**Work required:**
Repeat the listing word for word. No pictures belong in the copy.
------ Material for the task ------
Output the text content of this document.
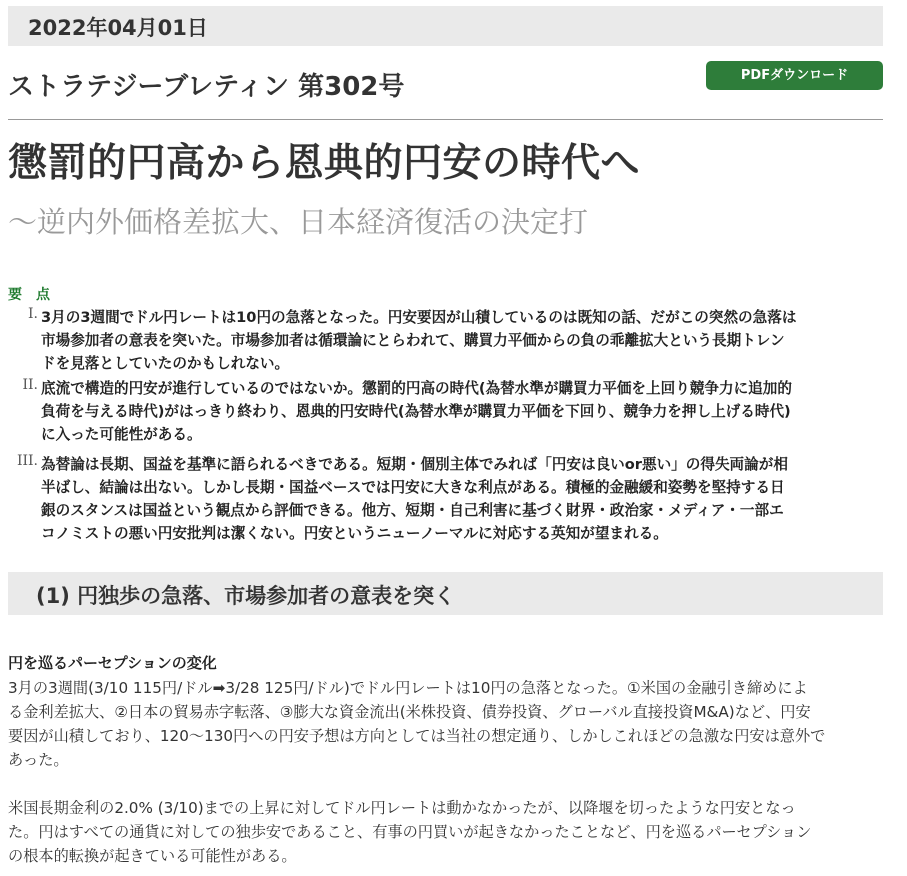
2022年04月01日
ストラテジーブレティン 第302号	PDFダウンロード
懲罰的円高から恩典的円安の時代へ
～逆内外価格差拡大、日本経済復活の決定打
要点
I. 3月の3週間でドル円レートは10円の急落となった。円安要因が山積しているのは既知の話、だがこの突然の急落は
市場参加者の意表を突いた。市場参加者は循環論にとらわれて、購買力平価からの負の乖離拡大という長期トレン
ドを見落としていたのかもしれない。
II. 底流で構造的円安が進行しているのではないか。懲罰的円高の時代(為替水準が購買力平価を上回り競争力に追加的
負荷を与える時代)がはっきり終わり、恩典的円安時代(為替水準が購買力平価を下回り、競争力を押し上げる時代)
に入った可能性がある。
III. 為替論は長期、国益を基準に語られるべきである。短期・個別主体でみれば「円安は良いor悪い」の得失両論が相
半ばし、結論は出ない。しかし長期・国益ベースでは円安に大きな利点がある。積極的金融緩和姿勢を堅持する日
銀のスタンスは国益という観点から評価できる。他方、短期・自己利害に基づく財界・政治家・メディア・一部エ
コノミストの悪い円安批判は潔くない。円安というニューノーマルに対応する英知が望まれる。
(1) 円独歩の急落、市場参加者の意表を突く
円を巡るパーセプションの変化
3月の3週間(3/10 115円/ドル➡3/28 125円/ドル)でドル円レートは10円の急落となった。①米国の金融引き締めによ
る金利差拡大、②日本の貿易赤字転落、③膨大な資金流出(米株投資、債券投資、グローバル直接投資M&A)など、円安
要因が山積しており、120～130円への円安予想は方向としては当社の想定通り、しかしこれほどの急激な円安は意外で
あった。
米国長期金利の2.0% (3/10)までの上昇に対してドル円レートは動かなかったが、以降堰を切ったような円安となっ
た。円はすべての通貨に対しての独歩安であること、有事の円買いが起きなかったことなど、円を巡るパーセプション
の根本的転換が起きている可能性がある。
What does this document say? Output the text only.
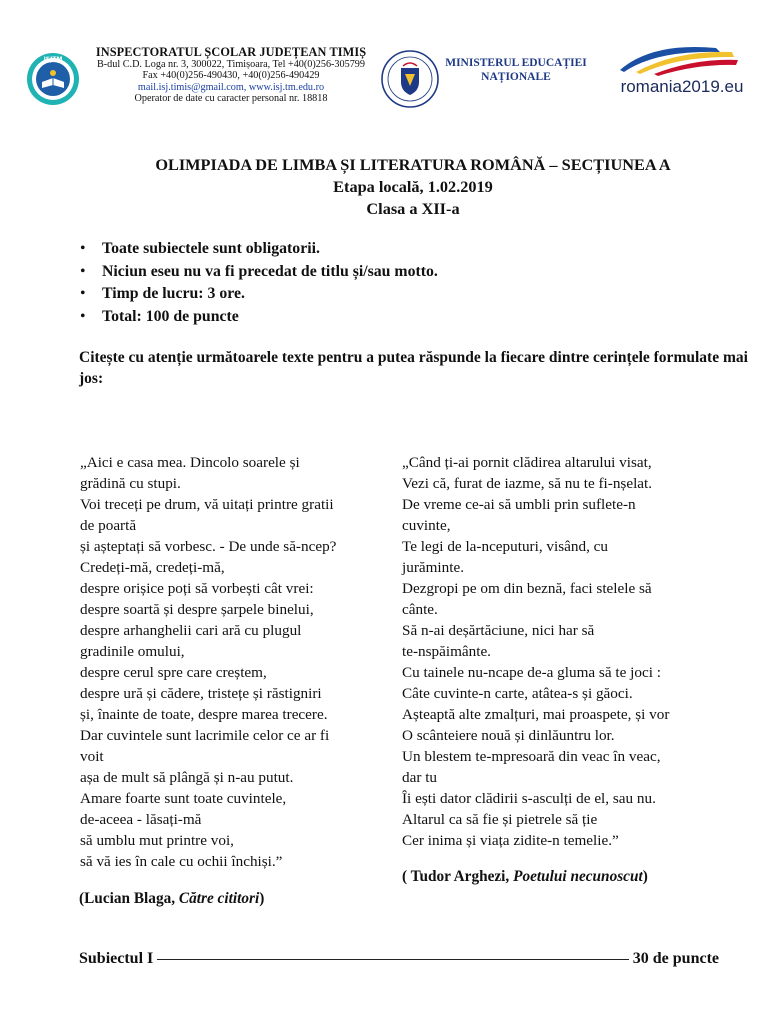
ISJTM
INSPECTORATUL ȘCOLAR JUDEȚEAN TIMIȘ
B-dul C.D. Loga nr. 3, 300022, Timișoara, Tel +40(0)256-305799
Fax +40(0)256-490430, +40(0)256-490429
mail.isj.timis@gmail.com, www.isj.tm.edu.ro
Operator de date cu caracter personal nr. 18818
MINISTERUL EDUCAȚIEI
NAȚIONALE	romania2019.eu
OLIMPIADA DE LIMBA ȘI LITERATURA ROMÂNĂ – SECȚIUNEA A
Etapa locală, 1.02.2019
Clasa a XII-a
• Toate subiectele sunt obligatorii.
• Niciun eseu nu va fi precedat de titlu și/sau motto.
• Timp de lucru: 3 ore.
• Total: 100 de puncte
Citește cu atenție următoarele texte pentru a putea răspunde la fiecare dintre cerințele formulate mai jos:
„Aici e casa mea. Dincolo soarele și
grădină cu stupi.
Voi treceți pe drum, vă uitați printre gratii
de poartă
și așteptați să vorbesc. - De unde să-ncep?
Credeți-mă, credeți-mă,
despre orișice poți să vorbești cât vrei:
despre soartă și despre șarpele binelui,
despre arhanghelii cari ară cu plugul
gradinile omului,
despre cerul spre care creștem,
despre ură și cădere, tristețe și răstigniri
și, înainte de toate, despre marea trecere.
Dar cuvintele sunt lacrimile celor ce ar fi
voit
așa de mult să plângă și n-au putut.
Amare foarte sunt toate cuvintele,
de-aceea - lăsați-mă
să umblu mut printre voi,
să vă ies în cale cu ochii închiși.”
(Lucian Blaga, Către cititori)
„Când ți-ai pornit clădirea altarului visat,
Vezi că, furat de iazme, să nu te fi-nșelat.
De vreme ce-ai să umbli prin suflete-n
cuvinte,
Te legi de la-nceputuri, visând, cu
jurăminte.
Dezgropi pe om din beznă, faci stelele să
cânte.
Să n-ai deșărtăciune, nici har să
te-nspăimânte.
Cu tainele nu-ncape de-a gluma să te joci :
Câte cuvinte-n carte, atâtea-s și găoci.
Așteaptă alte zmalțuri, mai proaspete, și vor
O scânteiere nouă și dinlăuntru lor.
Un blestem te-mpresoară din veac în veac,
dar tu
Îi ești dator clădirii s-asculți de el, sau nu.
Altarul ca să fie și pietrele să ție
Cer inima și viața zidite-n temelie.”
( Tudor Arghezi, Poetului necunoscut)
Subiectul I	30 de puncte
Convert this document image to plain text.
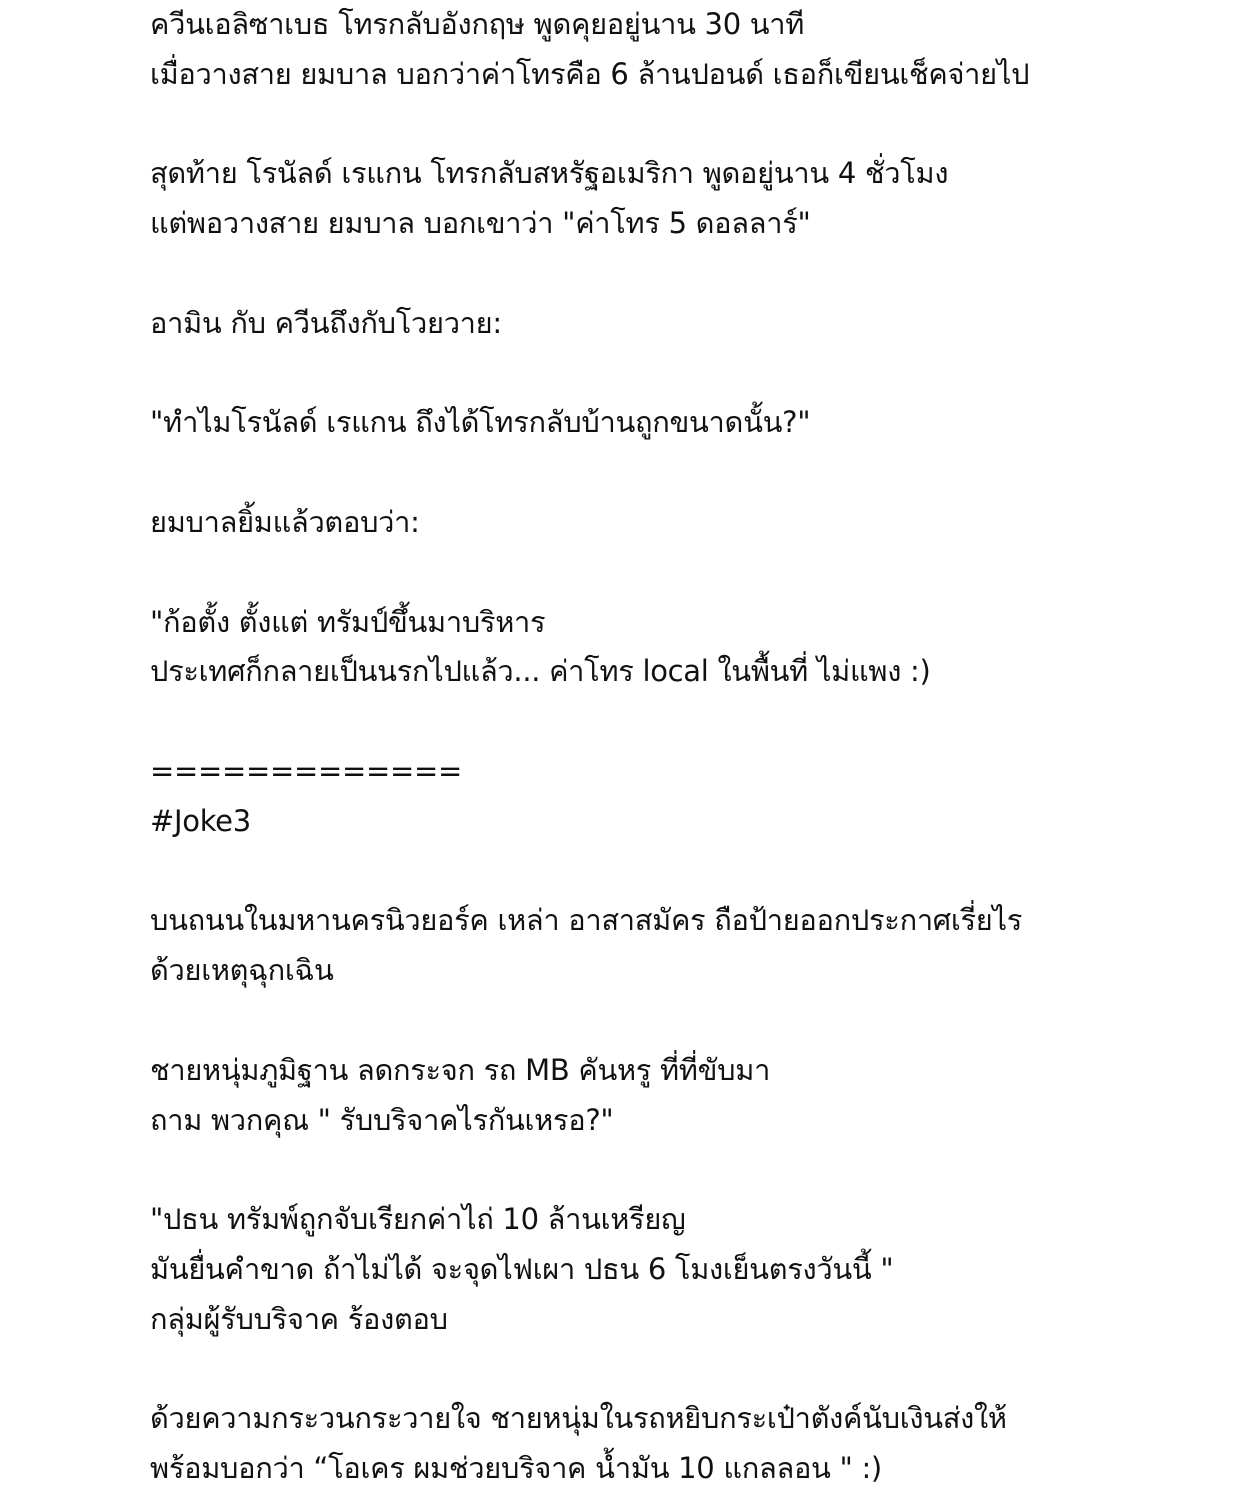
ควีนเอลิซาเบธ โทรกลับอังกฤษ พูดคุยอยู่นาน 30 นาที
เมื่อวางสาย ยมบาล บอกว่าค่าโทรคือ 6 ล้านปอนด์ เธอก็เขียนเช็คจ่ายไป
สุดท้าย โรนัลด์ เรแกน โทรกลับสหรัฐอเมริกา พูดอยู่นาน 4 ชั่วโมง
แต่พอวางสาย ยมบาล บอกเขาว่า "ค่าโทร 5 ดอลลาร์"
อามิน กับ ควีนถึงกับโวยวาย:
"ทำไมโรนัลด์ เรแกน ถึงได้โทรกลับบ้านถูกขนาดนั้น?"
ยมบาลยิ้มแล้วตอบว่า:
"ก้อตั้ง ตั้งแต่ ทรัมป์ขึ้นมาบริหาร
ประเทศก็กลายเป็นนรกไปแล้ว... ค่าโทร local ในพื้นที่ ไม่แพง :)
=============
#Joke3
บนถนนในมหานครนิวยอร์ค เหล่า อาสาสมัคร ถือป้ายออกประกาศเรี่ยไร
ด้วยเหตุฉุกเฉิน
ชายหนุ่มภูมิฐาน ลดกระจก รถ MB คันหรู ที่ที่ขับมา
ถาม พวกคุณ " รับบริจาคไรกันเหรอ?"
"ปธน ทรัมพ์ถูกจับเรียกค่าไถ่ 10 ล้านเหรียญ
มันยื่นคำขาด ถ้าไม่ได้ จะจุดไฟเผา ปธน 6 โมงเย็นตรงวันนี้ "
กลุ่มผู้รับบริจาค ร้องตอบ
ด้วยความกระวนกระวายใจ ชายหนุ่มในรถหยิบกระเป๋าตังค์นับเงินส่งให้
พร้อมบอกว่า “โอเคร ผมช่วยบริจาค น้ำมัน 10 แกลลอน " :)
------
**Task output:**
Output the text content of this document.
2022年04月01日
ストラテジーブレティン 第302号	PDFダウンロード
懲罰的円高から恩典的円安の時代へ
～逆内外価格差拡大、日本経済復活の決定打
要点
I. 3月の3週間でドル円レートは10円の急落となった。円安要因が山積しているのは既知の話、だがこの突然の急落は
市場参加者の意表を突いた。市場参加者は循環論にとらわれて、購買力平価からの負の乖離拡大という長期トレン
ドを見落としていたのかもしれない。
II. 底流で構造的円安が進行しているのではないか。懲罰的円高の時代(為替水準が購買力平価を上回り競争力に追加的
負荷を与える時代)がはっきり終わり、恩典的円安時代(為替水準が購買力平価を下回り、競争力を押し上げる時代)
に入った可能性がある。
III. 為替論は長期、国益を基準に語られるべきである。短期・個別主体でみれば「円安は良いor悪い」の得失両論が相
半ばし、結論は出ない。しかし長期・国益ベースでは円安に大きな利点がある。積極的金融緩和姿勢を堅持する日
銀のスタンスは国益という観点から評価できる。他方、短期・自己利害に基づく財界・政治家・メディア・一部エ
コノミストの悪い円安批判は潔くない。円安というニューノーマルに対応する英知が望まれる。
(1) 円独歩の急落、市場参加者の意表を突く
円を巡るパーセプションの変化
3月の3週間(3/10 115円/ドル➡3/28 125円/ドル)でドル円レートは10円の急落となった。①米国の金融引き締めによ
る金利差拡大、②日本の貿易赤字転落、③膨大な資金流出(米株投資、債券投資、グローバル直接投資M&A)など、円安
要因が山積しており、120～130円への円安予想は方向としては当社の想定通り、しかしこれほどの急激な円安は意外で
あった。
米国長期金利の2.0% (3/10)までの上昇に対してドル円レートは動かなかったが、以降堰を切ったような円安となっ
た。円はすべての通貨に対しての独歩安であること、有事の円買いが起きなかったことなど、円を巡るパーセプション
の根本的転換が起きている可能性がある。
What does this document say? Output the text only.
ISJTM
INSPECTORATUL ȘCOLAR JUDEȚEAN TIMIȘ
B-dul C.D. Loga nr. 3, 300022, Timișoara, Tel +40(0)256-305799
Fax +40(0)256-490430, +40(0)256-490429
mail.isj.timis@gmail.com, www.isj.tm.edu.ro
Operator de date cu caracter personal nr. 18818
MINISTERUL EDUCAȚIEI
NAȚIONALE	romania2019.eu
OLIMPIADA DE LIMBA ȘI LITERATURA ROMÂNĂ – SECȚIUNEA A
Etapa locală, 1.02.2019
Clasa a XII-a
• Toate subiectele sunt obligatorii.
• Niciun eseu nu va fi precedat de titlu și/sau motto.
• Timp de lucru: 3 ore.
• Total: 100 de puncte
Citește cu atenție următoarele texte pentru a putea răspunde la fiecare dintre cerințele formulate mai jos:
„Aici e casa mea. Dincolo soarele și
grădină cu stupi.
Voi treceți pe drum, vă uitați printre gratii
de poartă
și așteptați să vorbesc. - De unde să-ncep?
Credeți-mă, credeți-mă,
despre orișice poți să vorbești cât vrei:
despre soartă și despre șarpele binelui,
despre arhanghelii cari ară cu plugul
gradinile omului,
despre cerul spre care creștem,
despre ură și cădere, tristețe și răstigniri
și, înainte de toate, despre marea trecere.
Dar cuvintele sunt lacrimile celor ce ar fi
voit
așa de mult să plângă și n-au putut.
Amare foarte sunt toate cuvintele,
de-aceea - lăsați-mă
să umblu mut printre voi,
să vă ies în cale cu ochii închiși.”
(Lucian Blaga, Către cititori)
„Când ți-ai pornit clădirea altarului visat,
Vezi că, furat de iazme, să nu te fi-nșelat.
De vreme ce-ai să umbli prin suflete-n
cuvinte,
Te legi de la-nceputuri, visând, cu
jurăminte.
Dezgropi pe om din beznă, faci stelele să
cânte.
Să n-ai deșărtăciune, nici har să
te-nspăimânte.
Cu tainele nu-ncape de-a gluma să te joci :
Câte cuvinte-n carte, atâtea-s și găoci.
Așteaptă alte zmalțuri, mai proaspete, și vor
O scânteiere nouă și dinlăuntru lor.
Un blestem te-mpresoară din veac în veac,
dar tu
Îi ești dator clădirii s-asculți de el, sau nu.
Altarul ca să fie și pietrele să ție
Cer inima și viața zidite-n temelie.”
( Tudor Arghezi, Poetului necunoscut)
Subiectul I	30 de puncte
Convert this document image to plain text.
ควีนเอลิซาเบธ โทรกลับอังกฤษ พูดคุยอยู่นาน 30 นาที
เมื่อวางสาย ยมบาล บอกว่าค่าโทรคือ 6 ล้านปอนด์ เธอก็เขียนเช็คจ่ายไป
สุดท้าย โรนัลด์ เรแกน โทรกลับสหรัฐอเมริกา พูดอยู่นาน 4 ชั่วโมง
แต่พอวางสาย ยมบาล บอกเขาว่า "ค่าโทร 5 ดอลลาร์"
อามิน กับ ควีนถึงกับโวยวาย:
"ทำไมโรนัลด์ เรแกน ถึงได้โทรกลับบ้านถูกขนาดนั้น?"
ยมบาลยิ้มแล้วตอบว่า:
"ก้อตั้ง ตั้งแต่ ทรัมป์ขึ้นมาบริหาร
ประเทศก็กลายเป็นนรกไปแล้ว... ค่าโทร local ในพื้นที่ ไม่แพง :)
=============
#Joke3
บนถนนในมหานครนิวยอร์ค เหล่า อาสาสมัคร ถือป้ายออกประกาศเรี่ยไร
ด้วยเหตุฉุกเฉิน
ชายหนุ่มภูมิฐาน ลดกระจก รถ MB คันหรู ที่ที่ขับมา
ถาม พวกคุณ " รับบริจาคไรกันเหรอ?"
"ปธน ทรัมพ์ถูกจับเรียกค่าไถ่ 10 ล้านเหรียญ
มันยื่นคำขาด ถ้าไม่ได้ จะจุดไฟเผา ปธน 6 โมงเย็นตรงวันนี้ "
กลุ่มผู้รับบริจาค ร้องตอบ
ด้วยความกระวนกระวายใจ ชายหนุ่มในรถหยิบกระเป๋าตังค์นับเงินส่งให้
พร้อมบอกว่า “โอเคร ผมช่วยบริจาค น้ำมัน 10 แกลลอน " :)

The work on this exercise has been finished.